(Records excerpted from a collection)
·····
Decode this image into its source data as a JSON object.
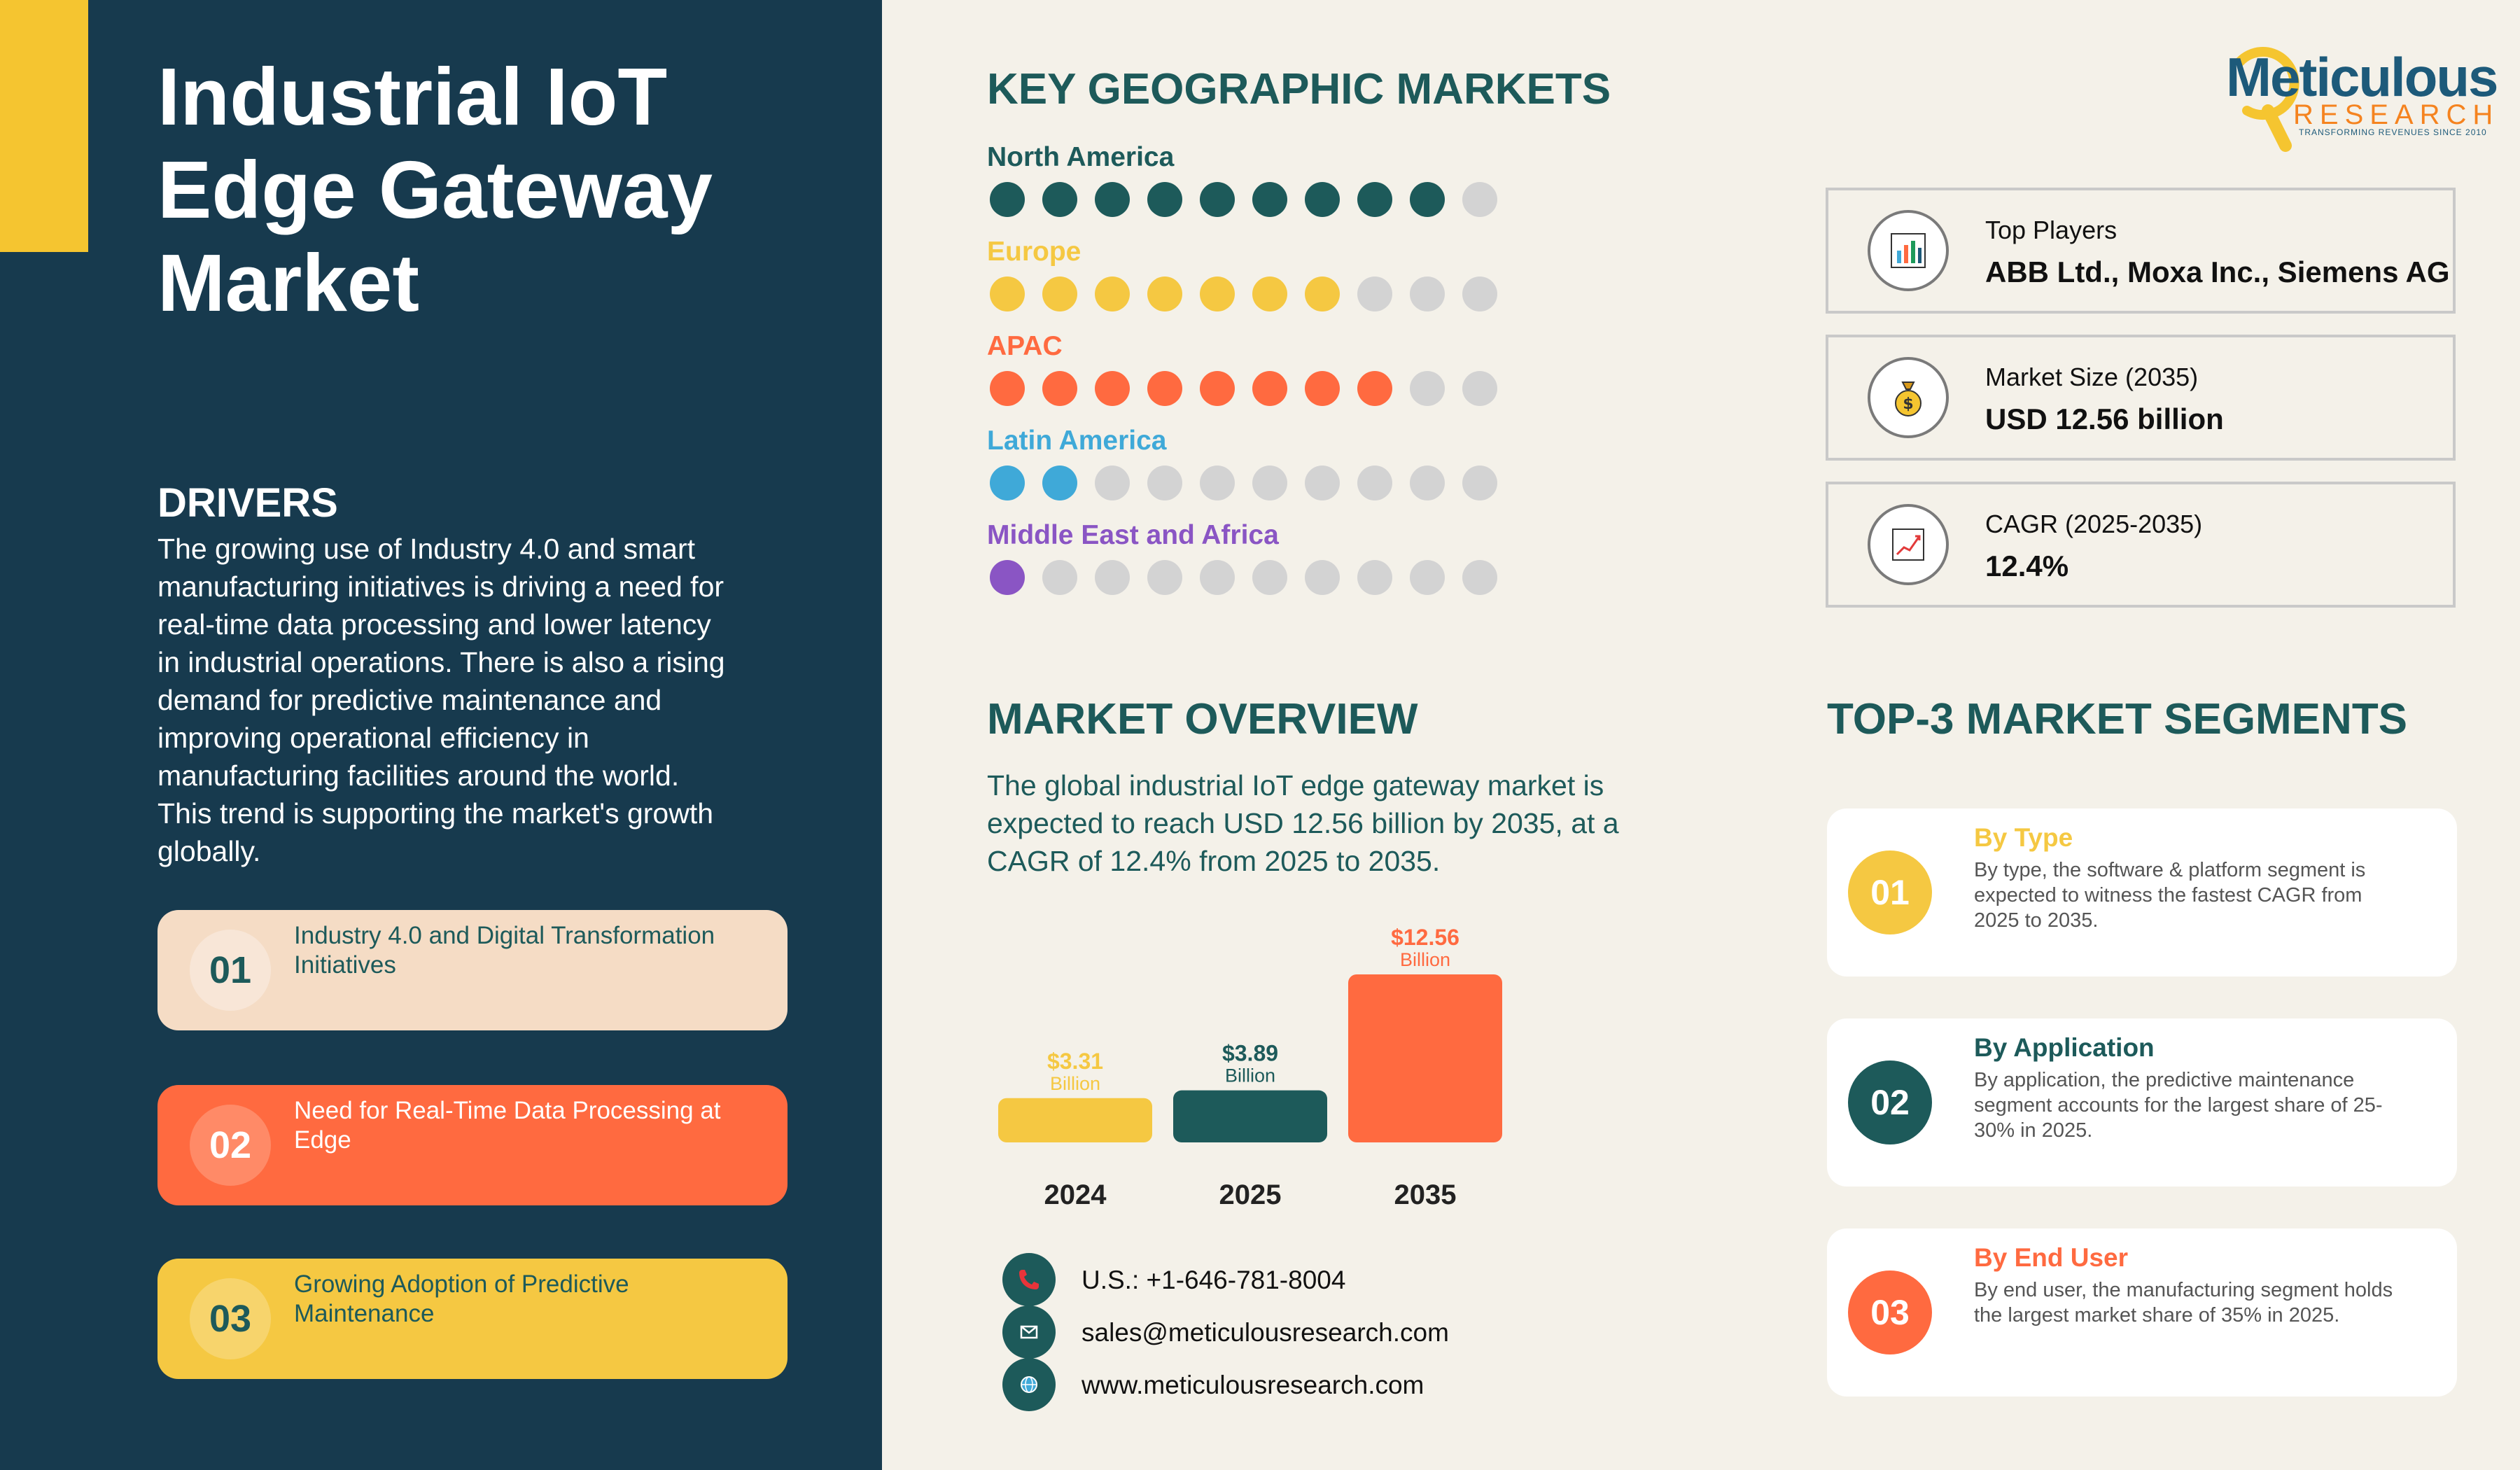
{
  "title": "Industrial IoT Edge Gateway Market",
  "drivers": {
    "heading": "DRIVERS",
    "text": "The growing use of Industry 4.0 and smart manufacturing initiatives is driving a need for real-time data processing and lower latency in industrial operations. There is also a rising demand for predictive maintenance and improving operational efficiency in manufacturing facilities around the world. This trend is supporting the market's growth globally.",
    "items": [
      {
        "num": "01",
        "text": "Industry 4.0 and Digital Transformation Initiatives",
        "bg": "#f5dcc5",
        "num_bg": "#f8e6d7",
        "num_color": "#1d5a5a",
        "text_color": "#1d5a5a"
      },
      {
        "num": "02",
        "text": "Need for Real-Time Data Processing at Edge",
        "bg": "#ff6a40",
        "num_bg": "#ff8a67",
        "num_color": "#ffffff",
        "text_color": "#ffffff"
      },
      {
        "num": "03",
        "text": "Growing Adoption of Predictive Maintenance",
        "bg": "#f5c842",
        "num_bg": "#f7d46c",
        "num_color": "#1d5a5a",
        "text_color": "#1d5a5a"
      }
    ]
  },
  "geographic": {
    "heading": "KEY GEOGRAPHIC MARKETS",
    "inactive_color": "#d3d3d3",
    "regions": [
      {
        "name": "North America",
        "filled": 9,
        "total": 10,
        "color": "#1d5a5a"
      },
      {
        "name": "Europe",
        "filled": 7,
        "total": 10,
        "color": "#f5c842"
      },
      {
        "name": "APAC",
        "filled": 8,
        "total": 10,
        "color": "#ff6a40"
      },
      {
        "name": "Latin America",
        "filled": 2,
        "total": 10,
        "color": "#3fa9d8"
      },
      {
        "name": "Middle East and Africa",
        "filled": 1,
        "total": 10,
        "color": "#8a55c4"
      }
    ]
  },
  "info_boxes": [
    {
      "label": "Top Players",
      "value": "ABB Ltd., Moxa Inc., Siemens AG",
      "icon": "bar-chart-icon"
    },
    {
      "label": "Market Size (2035)",
      "value": "USD 12.56 billion",
      "icon": "money-bag-icon"
    },
    {
      "label": "CAGR (2025-2035)",
      "value": "12.4%",
      "icon": "line-chart-icon"
    }
  ],
  "overview": {
    "heading": "MARKET OVERVIEW",
    "text": "The global industrial IoT edge gateway market is expected to reach USD 12.56 billion by 2035, at a CAGR of 12.4% from 2025 to 2035."
  },
  "chart_data": {
    "type": "bar",
    "categories": [
      "2024",
      "2025",
      "2035"
    ],
    "values": [
      3.31,
      3.89,
      12.56
    ],
    "value_labels": [
      "$3.31",
      "$3.89",
      "$12.56"
    ],
    "unit_label": "Billion",
    "colors": [
      "#f5c842",
      "#1d5a5a",
      "#ff6a40"
    ],
    "label_colors": [
      "#f5c842",
      "#1d5a5a",
      "#ff6a40"
    ],
    "title": "",
    "xlabel": "",
    "ylabel": ""
  },
  "contact": {
    "phone": "U.S.: +1-646-781-8004",
    "email": "sales@meticulousresearch.com",
    "website": "www.meticulousresearch.com"
  },
  "segments": {
    "heading": "TOP-3 MARKET SEGMENTS",
    "items": [
      {
        "num": "01",
        "title": "By Type",
        "text": "By type, the software & platform segment is expected to witness the fastest CAGR from 2025 to 2035.",
        "color": "#f5c842"
      },
      {
        "num": "02",
        "title": "By Application",
        "text": "By application, the predictive maintenance segment accounts for the largest share of 25-30% in 2025.",
        "color": "#1d5a5a"
      },
      {
        "num": "03",
        "title": "By End User",
        "text": "By end user, the manufacturing segment holds the largest market share of 35% in 2025.",
        "color": "#ff6a40"
      }
    ]
  },
  "logo": {
    "name": "Meticulous",
    "sub": "RESEARCH",
    "tagline": "TRANSFORMING REVENUES SINCE 2010"
  }
}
·····
> _WHAT IS BEING ASKED_
Transcribe the records above verbatim. Do not carry over any picture.

> _ANSWER BELOW_
Decode this image into its source data as a JSON object.
{
  "title": "Industrial IoT Edge Gateway Market",
  "drivers": {
    "heading": "DRIVERS",
    "text": "The growing use of Industry 4.0 and smart manufacturing initiatives is driving a need for real-time data processing and lower latency in industrial operations. There is also a rising demand for predictive maintenance and improving operational efficiency in manufacturing facilities around the world. This trend is supporting the market's growth globally.",
    "items": [
      {
        "num": "01",
        "text": "Industry 4.0 and Digital Transformation Initiatives",
        "bg": "#f5dcc5",
        "num_bg": "#f8e6d7",
        "num_color": "#1d5a5a",
        "text_color": "#1d5a5a"
      },
      {
        "num": "02",
        "text": "Need for Real-Time Data Processing at Edge",
        "bg": "#ff6a40",
        "num_bg": "#ff8a67",
        "num_color": "#ffffff",
        "text_color": "#ffffff"
      },
      {
        "num": "03",
        "text": "Growing Adoption of Predictive Maintenance",
        "bg": "#f5c842",
        "num_bg": "#f7d46c",
        "num_color": "#1d5a5a",
        "text_color": "#1d5a5a"
      }
    ]
  },
  "geographic": {
    "heading": "KEY GEOGRAPHIC MARKETS",
    "inactive_color": "#d3d3d3",
    "regions": [
      {
        "name": "North America",
        "filled": 9,
        "total": 10,
        "color": "#1d5a5a"
      },
      {
        "name": "Europe",
        "filled": 7,
        "total": 10,
        "color": "#f5c842"
      },
      {
        "name": "APAC",
        "filled": 8,
        "total": 10,
        "color": "#ff6a40"
      },
      {
        "name": "Latin America",
        "filled": 2,
        "total": 10,
        "color": "#3fa9d8"
      },
      {
        "name": "Middle East and Africa",
        "filled": 1,
        "total": 10,
        "color": "#8a55c4"
      }
    ]
  },
  "info_boxes": [
    {
      "label": "Top Players",
      "value": "ABB Ltd., Moxa Inc., Siemens AG",
      "icon": "bar-chart-icon"
    },
    {
      "label": "Market Size (2035)",
      "value": "USD 12.56 billion",
      "icon": "money-bag-icon"
    },
    {
      "label": "CAGR (2025-2035)",
      "value": "12.4%",
      "icon": "line-chart-icon"
    }
  ],
  "overview": {
    "heading": "MARKET OVERVIEW",
    "text": "The global industrial IoT edge gateway market is expected to reach USD 12.56 billion by 2035, at a CAGR of 12.4% from 2025 to 2035."
  },
  "chart_data": {
    "type": "bar",
    "categories": [
      "2024",
      "2025",
      "2035"
    ],
    "values": [
      3.31,
      3.89,
      12.56
    ],
    "value_labels": [
      "$3.31",
      "$3.89",
      "$12.56"
    ],
    "unit_label": "Billion",
    "colors": [
      "#f5c842",
      "#1d5a5a",
      "#ff6a40"
    ],
    "label_colors": [
      "#f5c842",
      "#1d5a5a",
      "#ff6a40"
    ],
    "title": "",
    "xlabel": "",
    "ylabel": ""
  },
  "contact": {
    "phone": "U.S.: +1-646-781-8004",
    "email": "sales@meticulousresearch.com",
    "website": "www.meticulousresearch.com"
  },
  "segments": {
    "heading": "TOP-3 MARKET SEGMENTS",
    "items": [
      {
        "num": "01",
        "title": "By Type",
        "text": "By type, the software & platform segment is expected to witness the fastest CAGR from 2025 to 2035.",
        "color": "#f5c842"
      },
      {
        "num": "02",
        "title": "By Application",
        "text": "By application, the predictive maintenance segment accounts for the largest share of 25-30% in 2025.",
        "color": "#1d5a5a"
      },
      {
        "num": "03",
        "title": "By End User",
        "text": "By end user, the manufacturing segment holds the largest market share of 35% in 2025.",
        "color": "#ff6a40"
      }
    ]
  },
  "logo": {
    "name": "Meticulous",
    "sub": "RESEARCH",
    "tagline": "TRANSFORMING REVENUES SINCE 2010"
  }
}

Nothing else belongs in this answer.